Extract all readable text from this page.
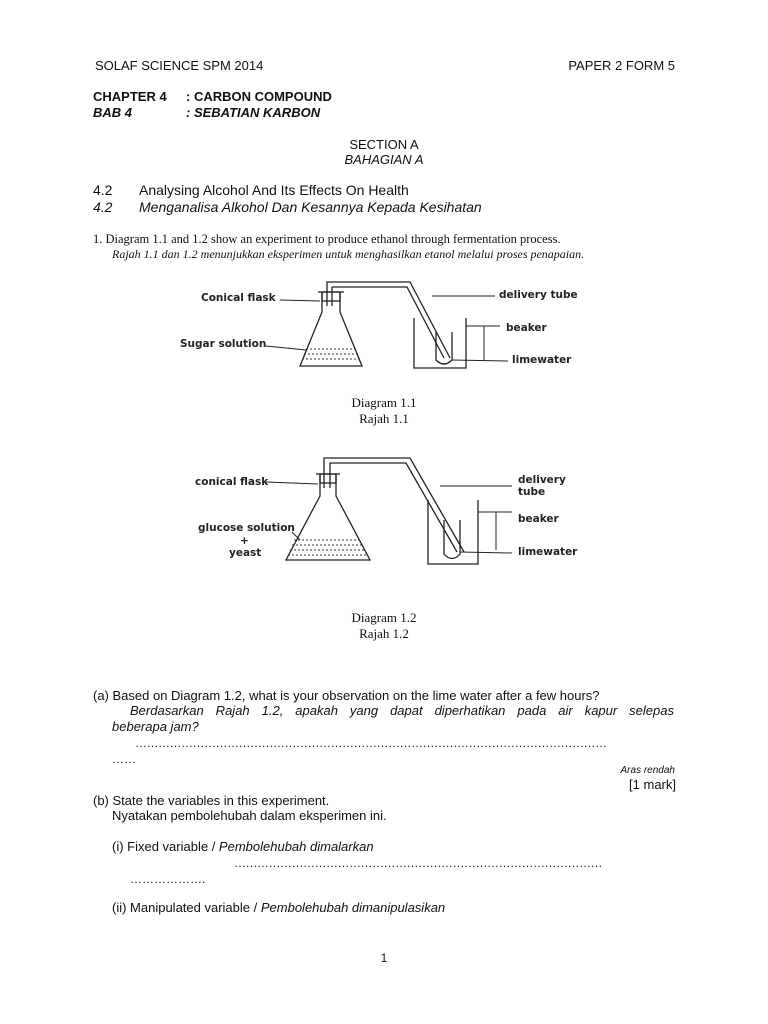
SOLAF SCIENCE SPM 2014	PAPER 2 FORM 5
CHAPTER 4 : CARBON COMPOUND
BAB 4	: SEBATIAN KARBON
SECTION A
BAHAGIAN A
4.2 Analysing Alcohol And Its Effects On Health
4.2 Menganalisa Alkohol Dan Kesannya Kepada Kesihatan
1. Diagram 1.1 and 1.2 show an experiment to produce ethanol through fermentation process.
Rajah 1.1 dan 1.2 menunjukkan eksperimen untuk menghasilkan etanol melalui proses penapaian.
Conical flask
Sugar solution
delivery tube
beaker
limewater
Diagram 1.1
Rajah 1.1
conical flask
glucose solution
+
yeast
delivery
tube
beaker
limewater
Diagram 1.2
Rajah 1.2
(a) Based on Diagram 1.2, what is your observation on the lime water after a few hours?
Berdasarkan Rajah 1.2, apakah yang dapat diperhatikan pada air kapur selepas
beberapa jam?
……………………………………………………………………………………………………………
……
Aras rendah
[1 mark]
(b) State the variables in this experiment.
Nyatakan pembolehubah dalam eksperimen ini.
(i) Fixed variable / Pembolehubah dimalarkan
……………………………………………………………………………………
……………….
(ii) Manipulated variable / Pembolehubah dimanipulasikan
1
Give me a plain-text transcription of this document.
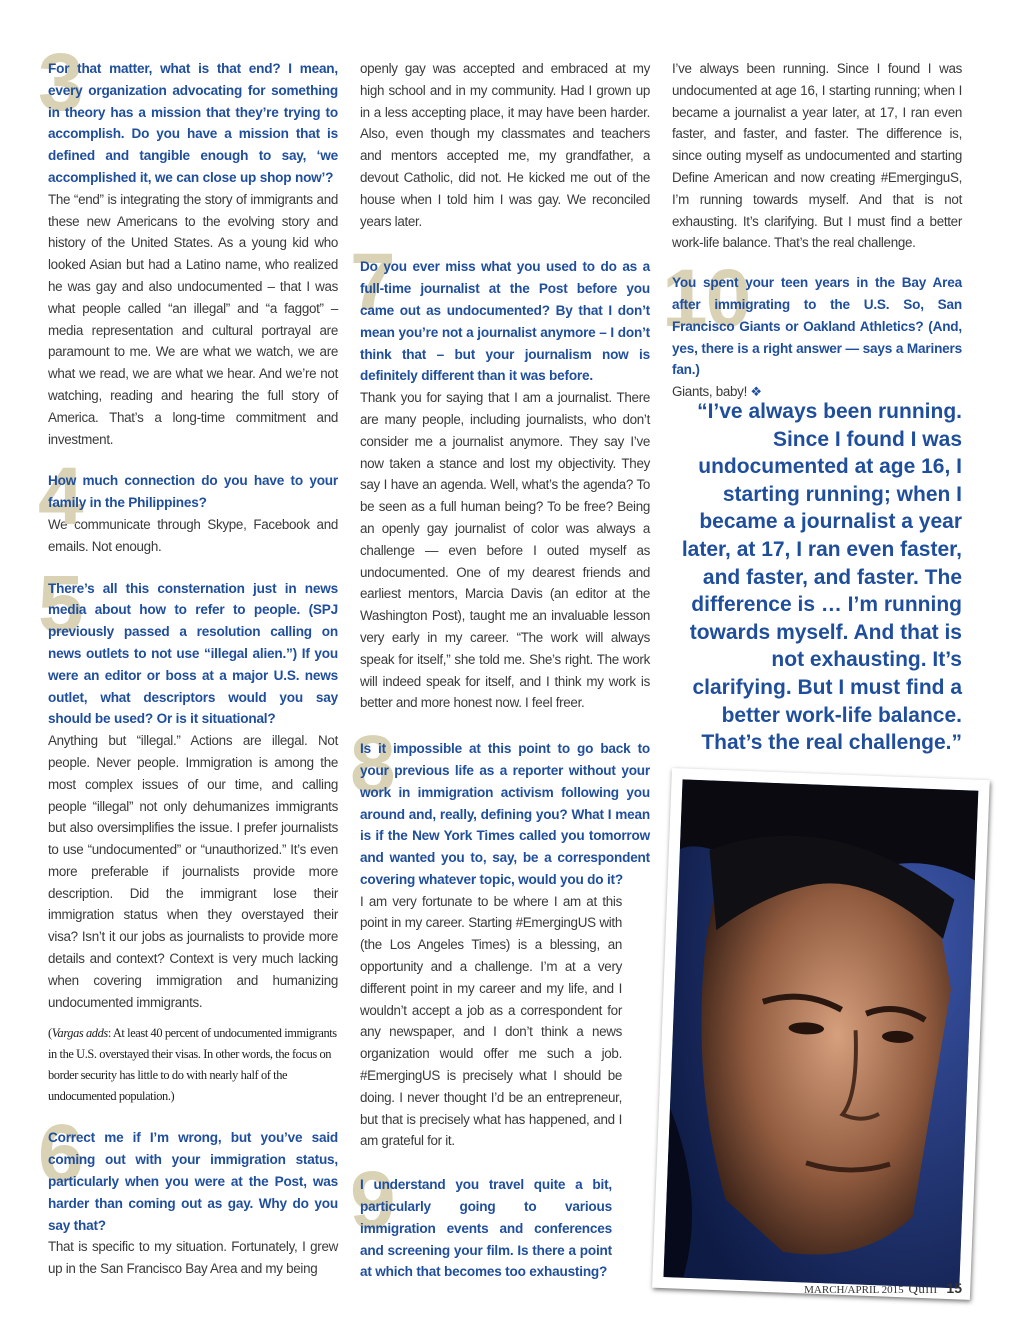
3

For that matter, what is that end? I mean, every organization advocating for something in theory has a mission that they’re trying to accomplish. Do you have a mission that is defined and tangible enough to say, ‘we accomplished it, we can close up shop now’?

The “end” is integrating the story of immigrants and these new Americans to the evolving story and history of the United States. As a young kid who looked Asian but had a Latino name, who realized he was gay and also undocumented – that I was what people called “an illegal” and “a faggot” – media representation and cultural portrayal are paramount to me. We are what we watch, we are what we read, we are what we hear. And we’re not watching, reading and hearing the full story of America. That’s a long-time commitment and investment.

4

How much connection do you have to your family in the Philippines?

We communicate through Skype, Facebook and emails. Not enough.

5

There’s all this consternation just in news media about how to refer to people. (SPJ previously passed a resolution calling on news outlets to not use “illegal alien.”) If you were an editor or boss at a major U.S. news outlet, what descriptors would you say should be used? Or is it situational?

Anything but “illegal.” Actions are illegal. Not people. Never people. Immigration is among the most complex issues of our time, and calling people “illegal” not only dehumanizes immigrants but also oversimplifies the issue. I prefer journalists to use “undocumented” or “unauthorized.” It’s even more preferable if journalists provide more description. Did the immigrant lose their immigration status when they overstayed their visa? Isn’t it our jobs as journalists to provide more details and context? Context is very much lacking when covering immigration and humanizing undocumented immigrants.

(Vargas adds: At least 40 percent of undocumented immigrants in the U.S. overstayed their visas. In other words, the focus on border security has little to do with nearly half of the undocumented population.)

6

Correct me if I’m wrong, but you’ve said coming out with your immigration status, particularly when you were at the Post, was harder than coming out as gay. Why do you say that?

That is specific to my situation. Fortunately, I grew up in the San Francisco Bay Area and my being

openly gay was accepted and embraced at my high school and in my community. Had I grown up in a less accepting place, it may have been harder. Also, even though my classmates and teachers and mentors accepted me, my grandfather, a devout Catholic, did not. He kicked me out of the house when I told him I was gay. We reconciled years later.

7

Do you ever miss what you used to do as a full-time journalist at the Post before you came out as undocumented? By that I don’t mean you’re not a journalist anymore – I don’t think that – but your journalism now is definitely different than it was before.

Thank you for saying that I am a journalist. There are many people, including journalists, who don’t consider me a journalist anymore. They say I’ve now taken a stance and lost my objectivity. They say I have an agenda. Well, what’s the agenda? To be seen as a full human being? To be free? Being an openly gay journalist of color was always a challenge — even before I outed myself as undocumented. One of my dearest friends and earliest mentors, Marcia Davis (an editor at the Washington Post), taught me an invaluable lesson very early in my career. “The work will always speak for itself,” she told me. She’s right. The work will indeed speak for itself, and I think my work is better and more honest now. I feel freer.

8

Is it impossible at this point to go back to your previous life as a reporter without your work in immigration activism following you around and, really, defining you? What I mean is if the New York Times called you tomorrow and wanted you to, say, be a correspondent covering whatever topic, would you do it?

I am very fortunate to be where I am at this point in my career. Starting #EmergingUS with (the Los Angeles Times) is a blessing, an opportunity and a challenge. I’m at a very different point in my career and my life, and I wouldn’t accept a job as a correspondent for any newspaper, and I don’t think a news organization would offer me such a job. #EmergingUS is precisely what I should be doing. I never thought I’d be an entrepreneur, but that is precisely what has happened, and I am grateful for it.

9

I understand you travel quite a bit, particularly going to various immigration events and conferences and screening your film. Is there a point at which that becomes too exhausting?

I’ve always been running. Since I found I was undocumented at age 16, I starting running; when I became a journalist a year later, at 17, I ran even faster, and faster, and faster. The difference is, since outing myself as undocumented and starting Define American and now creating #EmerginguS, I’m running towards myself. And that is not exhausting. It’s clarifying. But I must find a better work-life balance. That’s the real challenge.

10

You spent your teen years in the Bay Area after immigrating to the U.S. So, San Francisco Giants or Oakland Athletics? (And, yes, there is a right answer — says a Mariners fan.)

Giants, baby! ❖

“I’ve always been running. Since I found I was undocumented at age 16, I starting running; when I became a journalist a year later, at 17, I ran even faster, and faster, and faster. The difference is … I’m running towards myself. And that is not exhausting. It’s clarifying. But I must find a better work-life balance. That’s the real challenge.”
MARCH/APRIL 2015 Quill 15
************
**Do this**
Go through the records and pull out each line that includes the word "openly".

**Task answer**
openly gay was accepted and embraced at my high school and in my community. Had I grown up in a less accepting place, it may have been harder. Also, even though my classmates and teachers and mentors accepted me, my grandfather, a devout Catholic, did not. He kicked me out of the house when I told him I was gay. We reconciled years later.
Thank you for saying that I am a journalist. There are many people, including journalists, who don’t consider me a journalist anymore. They say I’ve now taken a stance and lost my objectivity. They say I have an agenda. Well, what’s the agenda? To be seen as a full human being? To be free? Being an openly gay journalist of color was always a challenge — even before I outed myself as undocumented. One of my dearest friends and earliest mentors, Marcia Davis (an editor at the Washington Post), taught me an invaluable lesson very early in my career. “The work will always speak for itself,” she told me. She’s right. The work will indeed speak for itself, and I think my work is better and more honest now. I feel freer.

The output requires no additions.